## begin PROVIDED MATERIAL
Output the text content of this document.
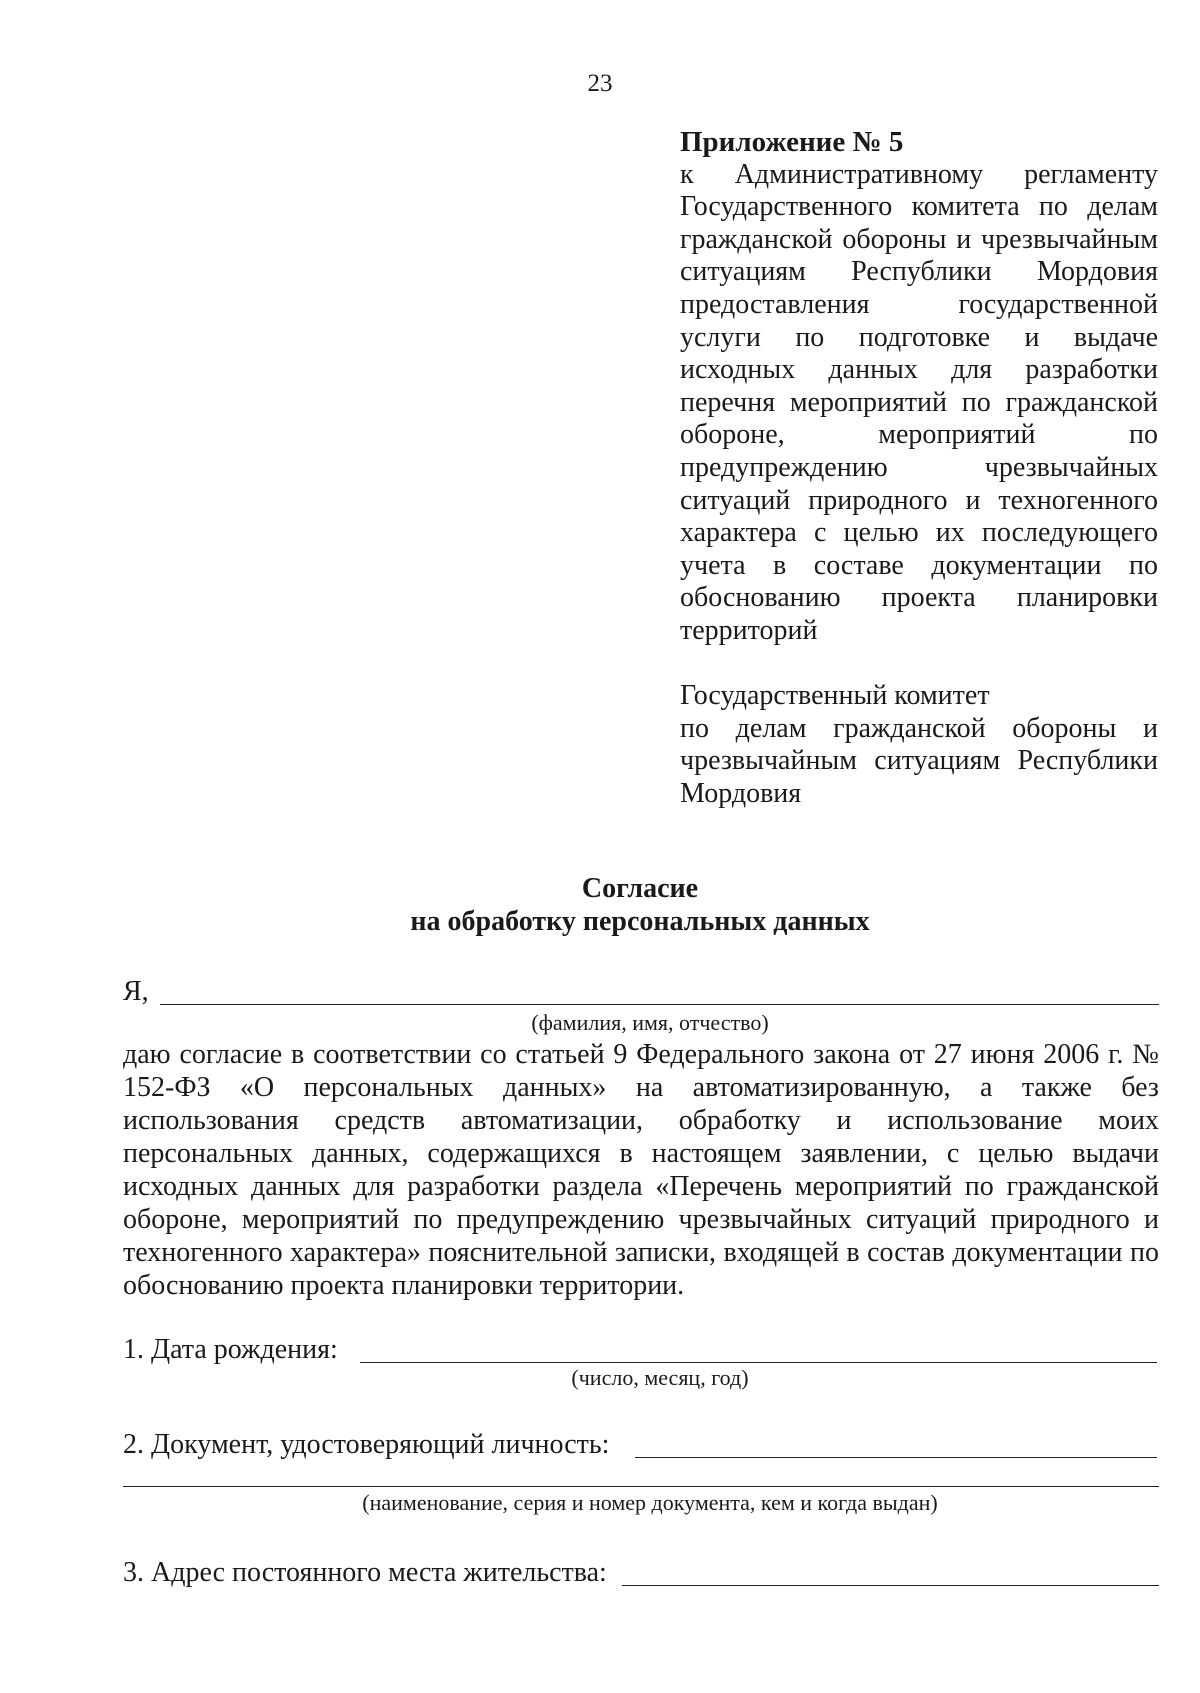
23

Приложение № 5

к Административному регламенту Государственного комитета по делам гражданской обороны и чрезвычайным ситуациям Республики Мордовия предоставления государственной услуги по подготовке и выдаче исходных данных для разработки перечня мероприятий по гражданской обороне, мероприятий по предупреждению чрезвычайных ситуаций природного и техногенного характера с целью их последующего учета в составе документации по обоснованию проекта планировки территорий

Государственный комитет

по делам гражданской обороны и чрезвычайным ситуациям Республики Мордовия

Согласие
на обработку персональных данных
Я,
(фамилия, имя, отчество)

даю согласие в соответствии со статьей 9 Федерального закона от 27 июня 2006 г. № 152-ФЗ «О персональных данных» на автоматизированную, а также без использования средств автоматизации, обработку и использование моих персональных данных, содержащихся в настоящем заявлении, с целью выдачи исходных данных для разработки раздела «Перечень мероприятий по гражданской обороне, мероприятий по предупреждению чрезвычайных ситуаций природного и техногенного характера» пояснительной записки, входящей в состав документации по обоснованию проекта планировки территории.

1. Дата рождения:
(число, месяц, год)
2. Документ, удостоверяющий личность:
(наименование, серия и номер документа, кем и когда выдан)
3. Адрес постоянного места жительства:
## end PROVIDED MATERIAL
## begin PROVIDED MATERIAL
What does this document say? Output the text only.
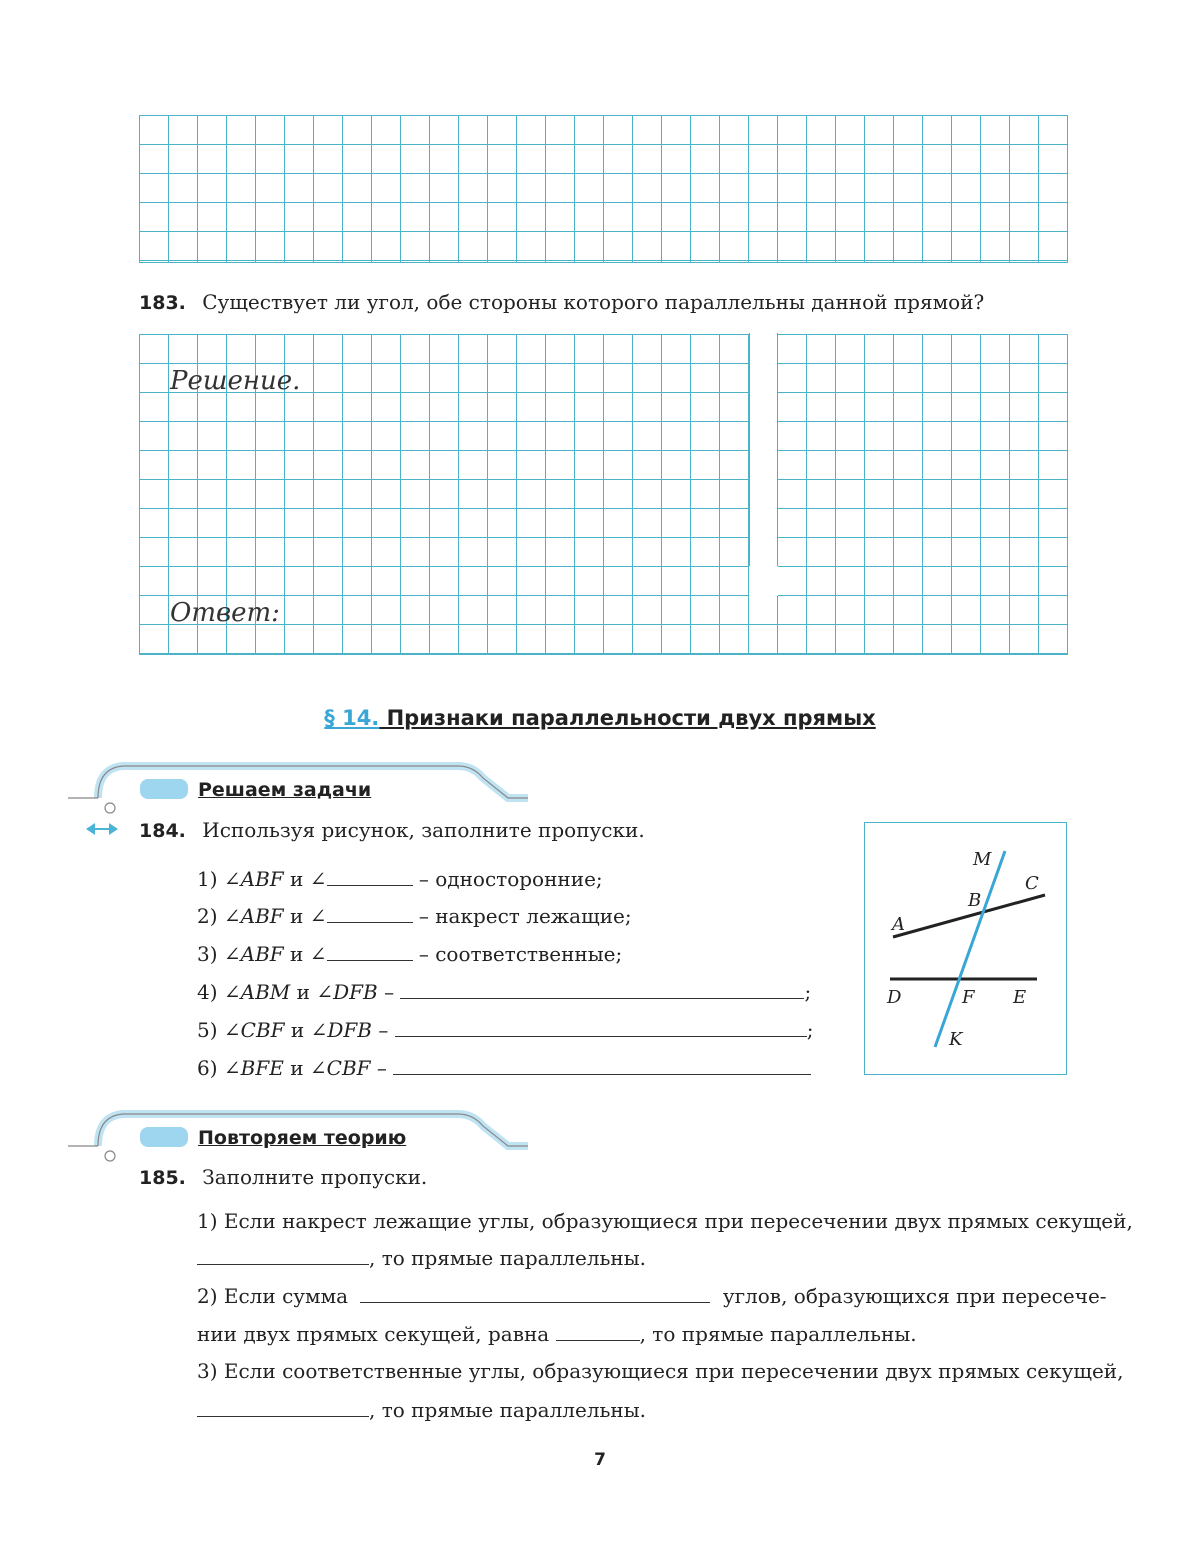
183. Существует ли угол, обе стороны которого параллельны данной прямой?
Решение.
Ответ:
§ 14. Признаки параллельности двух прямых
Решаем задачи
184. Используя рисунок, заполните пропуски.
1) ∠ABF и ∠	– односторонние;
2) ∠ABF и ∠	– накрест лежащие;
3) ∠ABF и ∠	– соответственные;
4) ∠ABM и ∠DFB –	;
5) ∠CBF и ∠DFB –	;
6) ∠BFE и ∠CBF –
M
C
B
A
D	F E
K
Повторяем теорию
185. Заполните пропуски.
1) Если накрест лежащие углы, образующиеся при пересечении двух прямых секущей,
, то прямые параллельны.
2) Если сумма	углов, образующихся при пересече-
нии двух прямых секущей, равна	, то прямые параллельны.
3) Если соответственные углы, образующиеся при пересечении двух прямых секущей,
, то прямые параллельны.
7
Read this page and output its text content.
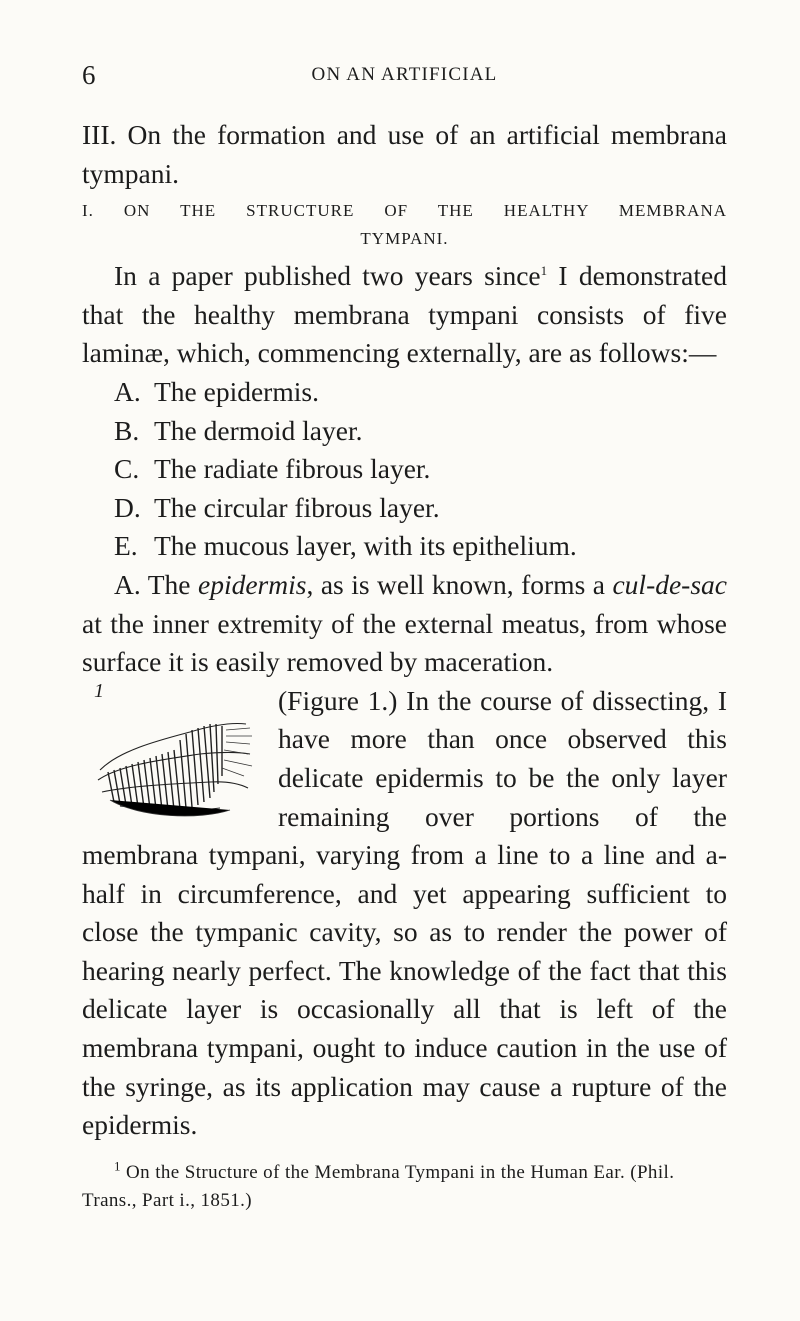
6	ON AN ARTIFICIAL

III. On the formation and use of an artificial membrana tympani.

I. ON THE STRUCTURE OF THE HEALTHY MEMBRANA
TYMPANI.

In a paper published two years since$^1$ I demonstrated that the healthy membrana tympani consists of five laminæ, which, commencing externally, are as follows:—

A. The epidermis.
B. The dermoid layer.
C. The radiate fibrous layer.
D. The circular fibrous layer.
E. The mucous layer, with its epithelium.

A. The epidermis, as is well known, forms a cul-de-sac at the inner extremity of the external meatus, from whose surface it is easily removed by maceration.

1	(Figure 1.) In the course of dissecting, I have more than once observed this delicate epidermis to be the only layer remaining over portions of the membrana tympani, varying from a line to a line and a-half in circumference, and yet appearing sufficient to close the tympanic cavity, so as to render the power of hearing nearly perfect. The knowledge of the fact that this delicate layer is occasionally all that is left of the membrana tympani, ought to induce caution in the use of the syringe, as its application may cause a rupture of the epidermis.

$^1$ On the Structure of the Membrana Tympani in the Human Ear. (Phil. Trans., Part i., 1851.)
## end PROVIDED MATERIAL
WHAT THE TASK REQUIRES — Within the listing above, copy each line that has the string "секущей".

EXERCISE RESULT —
1) Если накрест лежащие углы, образующиеся при пересечении двух прямых секущей,
нии двух прямых секущей, равна	, то прямые параллельны.
3) Если соответственные углы, образующиеся при пересечении двух прямых секущей,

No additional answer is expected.